● EXERCISE REQUIREMENTS
Extract, from the records beneath this instruction, each line that contains the word "heading".

□ □ □

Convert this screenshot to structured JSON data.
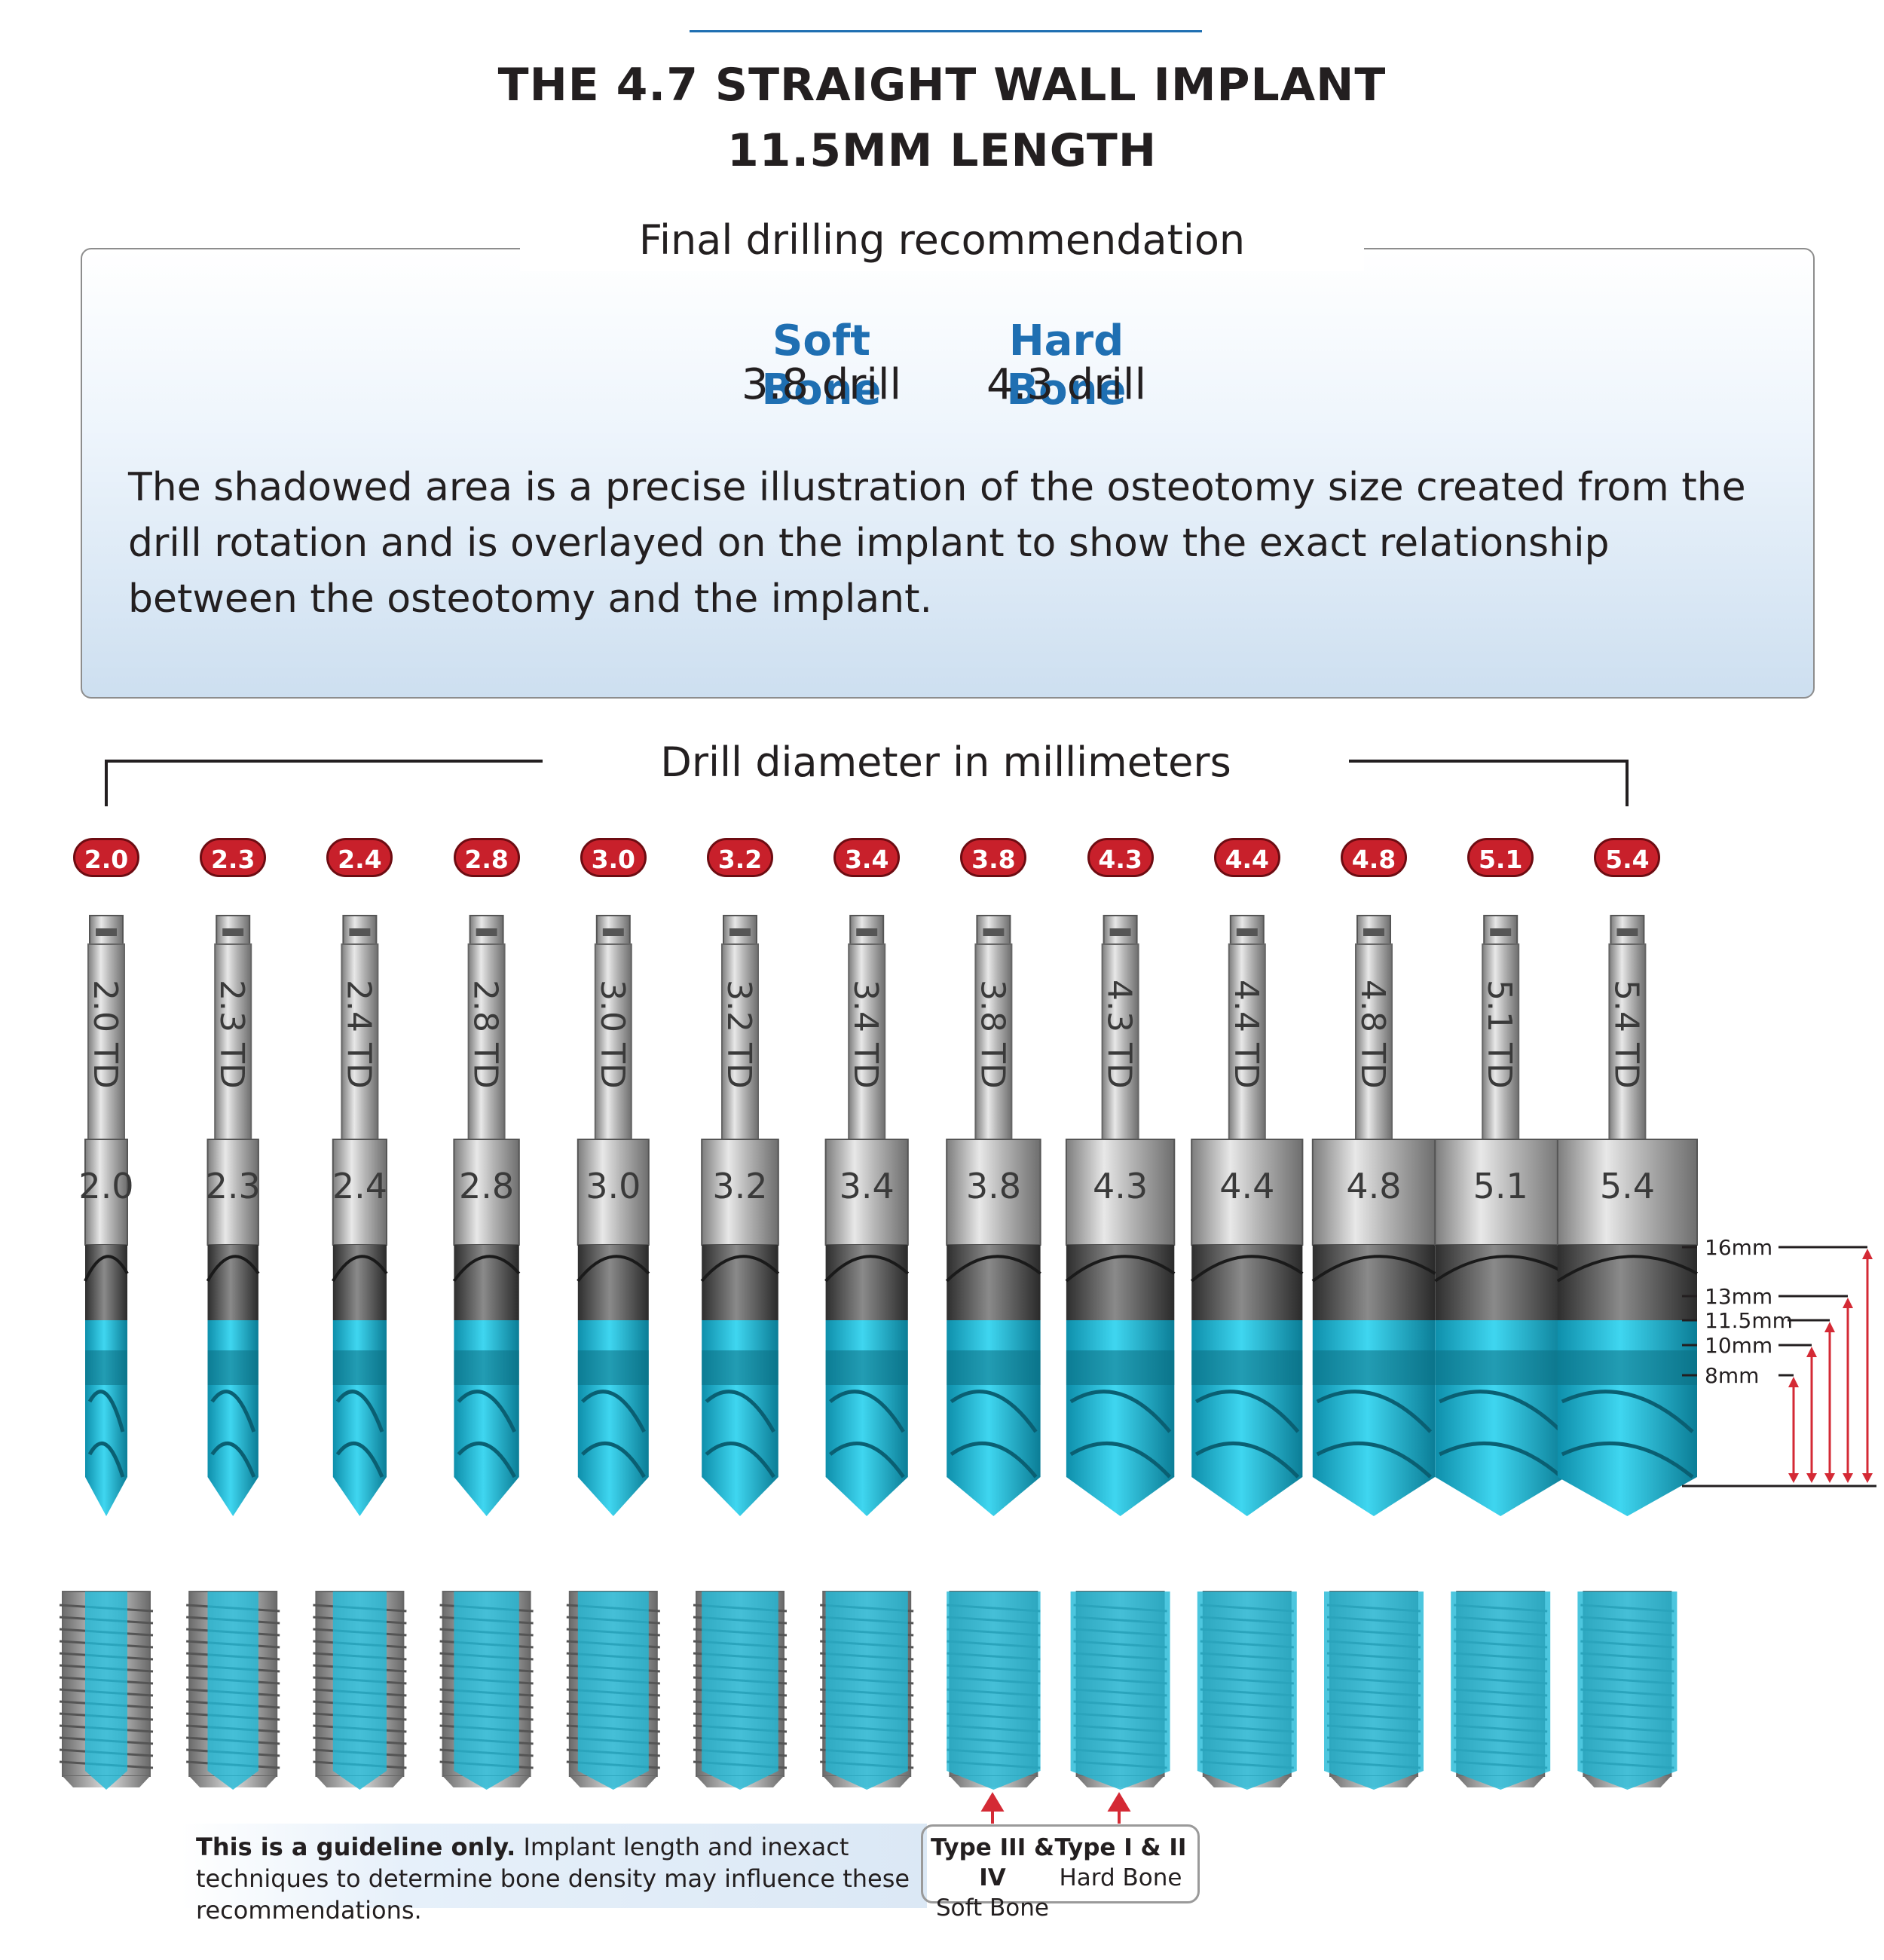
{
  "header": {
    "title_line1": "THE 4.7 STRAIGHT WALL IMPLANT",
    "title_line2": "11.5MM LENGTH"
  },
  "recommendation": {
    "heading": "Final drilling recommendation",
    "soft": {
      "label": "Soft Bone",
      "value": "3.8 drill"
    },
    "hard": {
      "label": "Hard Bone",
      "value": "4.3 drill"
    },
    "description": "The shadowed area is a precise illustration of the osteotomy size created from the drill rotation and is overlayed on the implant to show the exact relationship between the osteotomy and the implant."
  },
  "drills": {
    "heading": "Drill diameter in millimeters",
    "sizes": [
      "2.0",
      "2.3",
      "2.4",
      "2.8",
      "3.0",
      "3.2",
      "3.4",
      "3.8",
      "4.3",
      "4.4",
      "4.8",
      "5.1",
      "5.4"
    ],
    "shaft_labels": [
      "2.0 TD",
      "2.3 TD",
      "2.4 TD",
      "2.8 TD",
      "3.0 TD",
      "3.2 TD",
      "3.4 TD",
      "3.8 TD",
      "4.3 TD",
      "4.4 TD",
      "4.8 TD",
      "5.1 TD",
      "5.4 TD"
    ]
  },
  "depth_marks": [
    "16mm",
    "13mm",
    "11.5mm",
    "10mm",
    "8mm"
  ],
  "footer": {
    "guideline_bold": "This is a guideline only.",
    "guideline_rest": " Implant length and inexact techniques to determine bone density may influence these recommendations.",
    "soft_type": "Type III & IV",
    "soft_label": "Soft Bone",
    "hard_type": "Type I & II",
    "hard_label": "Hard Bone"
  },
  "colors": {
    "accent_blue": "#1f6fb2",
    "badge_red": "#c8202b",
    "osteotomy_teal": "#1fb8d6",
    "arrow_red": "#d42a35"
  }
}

□ □ □

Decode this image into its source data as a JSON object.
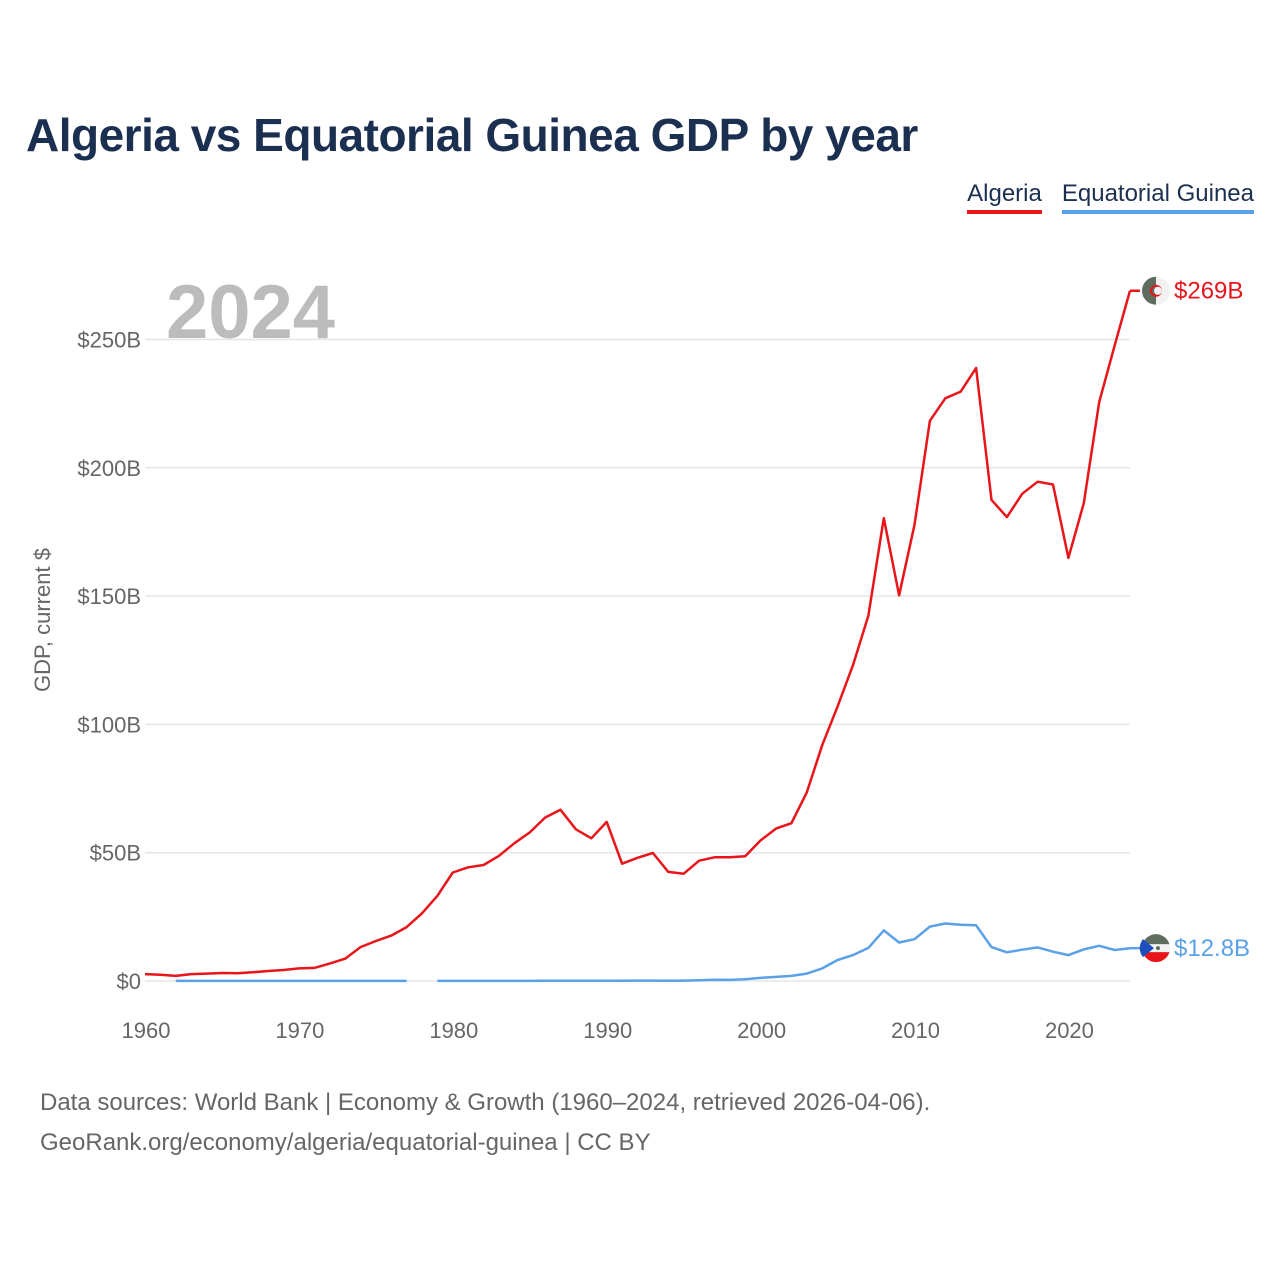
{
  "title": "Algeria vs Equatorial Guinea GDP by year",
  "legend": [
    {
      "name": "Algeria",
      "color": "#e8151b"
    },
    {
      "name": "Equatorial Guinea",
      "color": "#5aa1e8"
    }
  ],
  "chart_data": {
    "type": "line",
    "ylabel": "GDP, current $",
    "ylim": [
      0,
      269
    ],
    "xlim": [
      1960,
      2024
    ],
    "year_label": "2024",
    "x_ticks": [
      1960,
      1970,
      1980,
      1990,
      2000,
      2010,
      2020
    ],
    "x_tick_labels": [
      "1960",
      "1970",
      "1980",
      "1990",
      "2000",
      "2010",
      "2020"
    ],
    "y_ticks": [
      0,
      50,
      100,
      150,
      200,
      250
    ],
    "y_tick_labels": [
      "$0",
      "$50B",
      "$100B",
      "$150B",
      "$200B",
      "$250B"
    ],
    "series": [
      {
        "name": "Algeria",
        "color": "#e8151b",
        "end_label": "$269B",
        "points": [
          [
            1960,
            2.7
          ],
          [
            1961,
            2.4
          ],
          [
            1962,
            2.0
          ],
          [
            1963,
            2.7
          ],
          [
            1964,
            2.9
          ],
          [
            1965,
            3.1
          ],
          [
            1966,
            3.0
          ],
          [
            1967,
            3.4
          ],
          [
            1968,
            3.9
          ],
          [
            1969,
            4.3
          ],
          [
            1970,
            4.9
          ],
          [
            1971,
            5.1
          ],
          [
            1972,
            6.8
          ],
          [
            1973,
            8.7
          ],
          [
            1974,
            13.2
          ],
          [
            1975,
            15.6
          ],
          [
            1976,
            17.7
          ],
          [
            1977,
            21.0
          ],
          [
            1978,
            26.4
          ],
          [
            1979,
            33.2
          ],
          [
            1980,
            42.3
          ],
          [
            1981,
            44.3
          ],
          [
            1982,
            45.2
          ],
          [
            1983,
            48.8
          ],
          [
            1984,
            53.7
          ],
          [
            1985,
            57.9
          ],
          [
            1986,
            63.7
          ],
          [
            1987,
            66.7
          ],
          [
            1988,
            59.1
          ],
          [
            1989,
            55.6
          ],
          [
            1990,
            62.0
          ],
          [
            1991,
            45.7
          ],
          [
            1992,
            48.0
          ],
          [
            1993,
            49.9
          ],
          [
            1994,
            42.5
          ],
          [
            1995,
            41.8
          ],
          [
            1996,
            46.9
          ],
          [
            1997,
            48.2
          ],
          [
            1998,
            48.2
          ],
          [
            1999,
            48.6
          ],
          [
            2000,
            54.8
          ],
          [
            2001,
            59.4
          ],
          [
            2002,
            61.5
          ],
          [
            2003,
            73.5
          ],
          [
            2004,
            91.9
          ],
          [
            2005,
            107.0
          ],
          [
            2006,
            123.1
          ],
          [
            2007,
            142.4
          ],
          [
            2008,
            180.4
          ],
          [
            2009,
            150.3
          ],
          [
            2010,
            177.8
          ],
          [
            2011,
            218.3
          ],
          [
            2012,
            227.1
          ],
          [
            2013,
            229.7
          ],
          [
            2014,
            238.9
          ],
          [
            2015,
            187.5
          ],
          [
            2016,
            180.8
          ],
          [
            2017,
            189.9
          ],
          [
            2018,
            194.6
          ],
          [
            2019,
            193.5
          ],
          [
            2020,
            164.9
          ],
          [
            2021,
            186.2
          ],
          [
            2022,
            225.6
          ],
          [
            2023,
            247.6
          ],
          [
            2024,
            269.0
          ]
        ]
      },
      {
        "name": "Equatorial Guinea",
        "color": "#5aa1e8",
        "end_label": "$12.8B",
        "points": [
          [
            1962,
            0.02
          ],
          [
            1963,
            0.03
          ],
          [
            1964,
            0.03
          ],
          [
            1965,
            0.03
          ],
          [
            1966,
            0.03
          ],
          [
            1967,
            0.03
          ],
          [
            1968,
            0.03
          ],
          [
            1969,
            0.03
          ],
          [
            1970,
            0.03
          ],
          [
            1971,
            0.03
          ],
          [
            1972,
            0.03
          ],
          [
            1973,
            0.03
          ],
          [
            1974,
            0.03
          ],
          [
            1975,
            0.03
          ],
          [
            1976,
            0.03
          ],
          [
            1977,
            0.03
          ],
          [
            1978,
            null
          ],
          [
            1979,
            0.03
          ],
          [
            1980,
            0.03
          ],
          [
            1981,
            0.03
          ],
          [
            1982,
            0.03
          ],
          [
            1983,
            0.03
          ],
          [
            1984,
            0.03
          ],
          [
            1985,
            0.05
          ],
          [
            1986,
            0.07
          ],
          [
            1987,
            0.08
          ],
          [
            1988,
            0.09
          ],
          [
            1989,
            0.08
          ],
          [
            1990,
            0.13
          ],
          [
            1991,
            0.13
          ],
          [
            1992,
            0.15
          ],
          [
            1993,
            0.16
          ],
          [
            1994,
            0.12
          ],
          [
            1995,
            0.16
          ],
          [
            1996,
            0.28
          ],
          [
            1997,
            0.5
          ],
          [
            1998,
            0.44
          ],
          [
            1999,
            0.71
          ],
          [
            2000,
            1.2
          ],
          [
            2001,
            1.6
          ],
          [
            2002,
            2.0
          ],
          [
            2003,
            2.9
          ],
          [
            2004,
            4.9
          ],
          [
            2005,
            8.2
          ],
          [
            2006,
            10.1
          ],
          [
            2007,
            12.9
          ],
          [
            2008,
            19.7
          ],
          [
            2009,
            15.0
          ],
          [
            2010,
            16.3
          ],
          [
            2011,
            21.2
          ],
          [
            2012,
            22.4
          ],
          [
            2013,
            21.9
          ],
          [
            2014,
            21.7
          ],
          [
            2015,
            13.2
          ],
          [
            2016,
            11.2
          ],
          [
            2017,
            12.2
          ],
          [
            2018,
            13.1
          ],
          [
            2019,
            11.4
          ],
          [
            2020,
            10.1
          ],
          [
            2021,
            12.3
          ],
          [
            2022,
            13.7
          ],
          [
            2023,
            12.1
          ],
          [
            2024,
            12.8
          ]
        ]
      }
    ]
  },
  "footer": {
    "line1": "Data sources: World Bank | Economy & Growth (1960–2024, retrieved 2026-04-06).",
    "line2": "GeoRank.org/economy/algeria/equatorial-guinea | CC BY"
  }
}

□ □ □

● COMPLETE RESPONSE
    "heading": "Final drilling recommendation",
    "heading": "Drill diameter in millimeters",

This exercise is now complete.